§ **What is needed**:
Examine each line of the data. Copy those that contain the string "péntek".

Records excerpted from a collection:
::::::::

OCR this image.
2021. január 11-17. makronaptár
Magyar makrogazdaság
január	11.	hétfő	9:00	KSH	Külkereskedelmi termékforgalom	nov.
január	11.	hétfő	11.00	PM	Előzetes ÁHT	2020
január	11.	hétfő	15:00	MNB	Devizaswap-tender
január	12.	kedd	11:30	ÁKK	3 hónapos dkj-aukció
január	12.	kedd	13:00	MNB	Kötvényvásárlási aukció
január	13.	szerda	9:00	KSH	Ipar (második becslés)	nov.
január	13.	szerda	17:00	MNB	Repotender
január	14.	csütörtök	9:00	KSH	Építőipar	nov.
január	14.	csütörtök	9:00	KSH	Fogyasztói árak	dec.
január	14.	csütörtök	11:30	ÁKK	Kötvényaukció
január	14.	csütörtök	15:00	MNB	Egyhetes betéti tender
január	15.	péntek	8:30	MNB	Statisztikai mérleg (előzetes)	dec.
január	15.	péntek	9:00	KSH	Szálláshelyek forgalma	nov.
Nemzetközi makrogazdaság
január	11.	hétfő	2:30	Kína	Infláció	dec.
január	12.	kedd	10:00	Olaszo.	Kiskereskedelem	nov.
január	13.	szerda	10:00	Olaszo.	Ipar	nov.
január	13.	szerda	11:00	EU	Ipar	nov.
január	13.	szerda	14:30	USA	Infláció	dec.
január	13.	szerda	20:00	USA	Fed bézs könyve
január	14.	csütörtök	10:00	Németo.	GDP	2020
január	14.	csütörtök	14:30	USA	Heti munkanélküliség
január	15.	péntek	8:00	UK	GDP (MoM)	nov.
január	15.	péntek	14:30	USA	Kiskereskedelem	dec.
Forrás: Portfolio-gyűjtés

::::::::

§ **Result**:
január	15.	péntek	8:30	MNB	Statisztikai mérleg (előzetes)	dec.
január	15.	péntek	9:00	KSH	Szálláshelyek forgalma	nov.
január	15.	péntek	8:00	UK	GDP (MoM)	nov.
január	15.	péntek	14:30	USA	Kiskereskedelem	dec.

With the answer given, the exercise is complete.